Records for this exercise:
++++++
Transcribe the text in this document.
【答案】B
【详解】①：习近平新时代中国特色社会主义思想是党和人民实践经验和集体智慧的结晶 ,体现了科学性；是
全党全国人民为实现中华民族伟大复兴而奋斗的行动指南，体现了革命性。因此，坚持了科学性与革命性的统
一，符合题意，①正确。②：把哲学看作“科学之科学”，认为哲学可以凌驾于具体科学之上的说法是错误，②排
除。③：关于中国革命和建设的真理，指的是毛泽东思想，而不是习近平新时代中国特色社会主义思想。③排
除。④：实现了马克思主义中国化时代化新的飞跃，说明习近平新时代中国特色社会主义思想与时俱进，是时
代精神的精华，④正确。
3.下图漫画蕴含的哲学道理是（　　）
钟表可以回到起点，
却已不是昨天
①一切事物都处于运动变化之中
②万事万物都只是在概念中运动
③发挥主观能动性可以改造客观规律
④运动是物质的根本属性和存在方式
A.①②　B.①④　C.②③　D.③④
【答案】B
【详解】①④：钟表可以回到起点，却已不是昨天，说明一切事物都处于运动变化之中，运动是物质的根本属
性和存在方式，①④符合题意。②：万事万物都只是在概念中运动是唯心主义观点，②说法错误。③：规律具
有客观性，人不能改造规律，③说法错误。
++++++
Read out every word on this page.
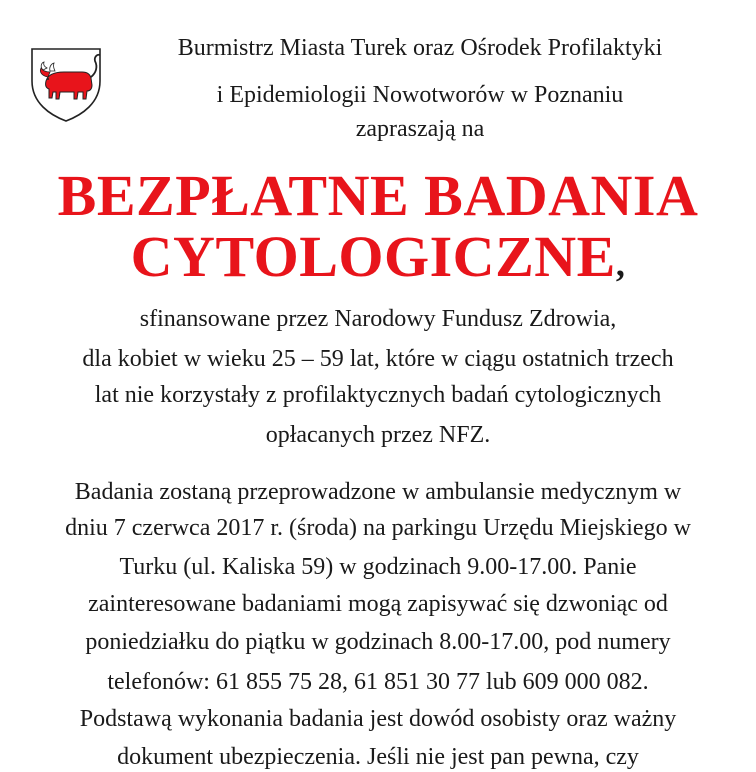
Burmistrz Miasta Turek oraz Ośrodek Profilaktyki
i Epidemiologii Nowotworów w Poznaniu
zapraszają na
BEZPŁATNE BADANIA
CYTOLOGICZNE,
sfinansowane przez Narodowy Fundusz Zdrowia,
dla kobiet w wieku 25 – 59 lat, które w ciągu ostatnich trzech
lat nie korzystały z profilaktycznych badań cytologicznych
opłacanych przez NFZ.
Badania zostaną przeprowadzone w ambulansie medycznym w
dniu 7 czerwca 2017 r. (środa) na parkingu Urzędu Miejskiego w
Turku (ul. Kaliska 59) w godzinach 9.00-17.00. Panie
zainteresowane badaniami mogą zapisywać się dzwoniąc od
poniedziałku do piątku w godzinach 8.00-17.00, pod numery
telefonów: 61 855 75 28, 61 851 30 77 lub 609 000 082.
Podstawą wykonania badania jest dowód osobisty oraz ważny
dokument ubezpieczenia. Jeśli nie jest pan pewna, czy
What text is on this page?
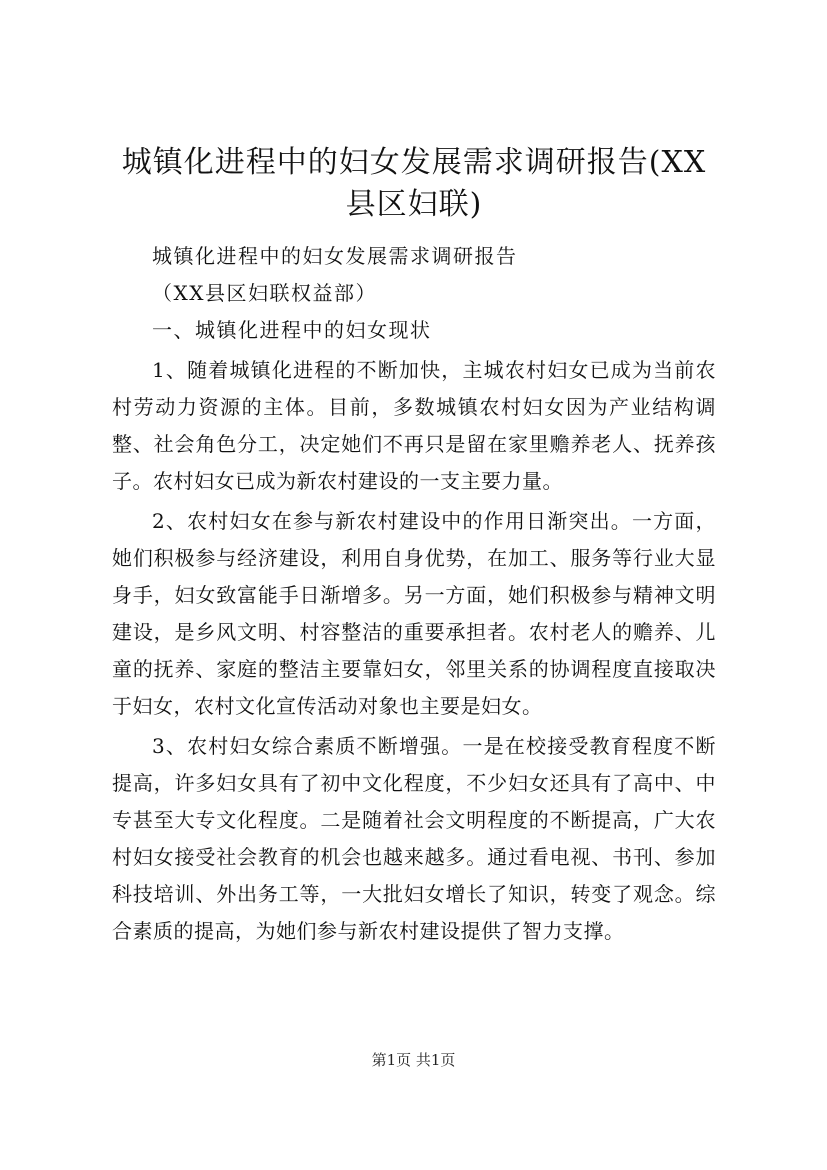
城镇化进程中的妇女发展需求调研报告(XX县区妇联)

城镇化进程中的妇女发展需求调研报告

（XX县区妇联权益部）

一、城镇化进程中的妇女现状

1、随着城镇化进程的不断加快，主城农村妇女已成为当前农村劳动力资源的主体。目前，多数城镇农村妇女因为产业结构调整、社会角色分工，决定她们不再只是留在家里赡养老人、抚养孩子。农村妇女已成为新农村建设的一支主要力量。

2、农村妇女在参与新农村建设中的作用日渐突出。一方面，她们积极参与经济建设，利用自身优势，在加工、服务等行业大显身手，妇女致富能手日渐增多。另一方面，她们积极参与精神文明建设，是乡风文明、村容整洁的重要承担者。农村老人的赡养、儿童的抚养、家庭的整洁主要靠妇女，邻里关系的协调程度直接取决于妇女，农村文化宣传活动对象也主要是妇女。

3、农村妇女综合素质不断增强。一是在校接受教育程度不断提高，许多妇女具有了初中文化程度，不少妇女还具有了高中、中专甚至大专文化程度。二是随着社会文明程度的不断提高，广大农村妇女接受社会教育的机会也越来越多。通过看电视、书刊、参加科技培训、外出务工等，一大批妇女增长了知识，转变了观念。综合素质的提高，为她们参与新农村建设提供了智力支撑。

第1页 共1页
++++++
Show, from the material above, each line that includes the string "却已不是昨天".

却已不是昨天
【详解】①④：钟表可以回到起点，却已不是昨天，说明一切事物都处于运动变化之中，运动是物质的根本属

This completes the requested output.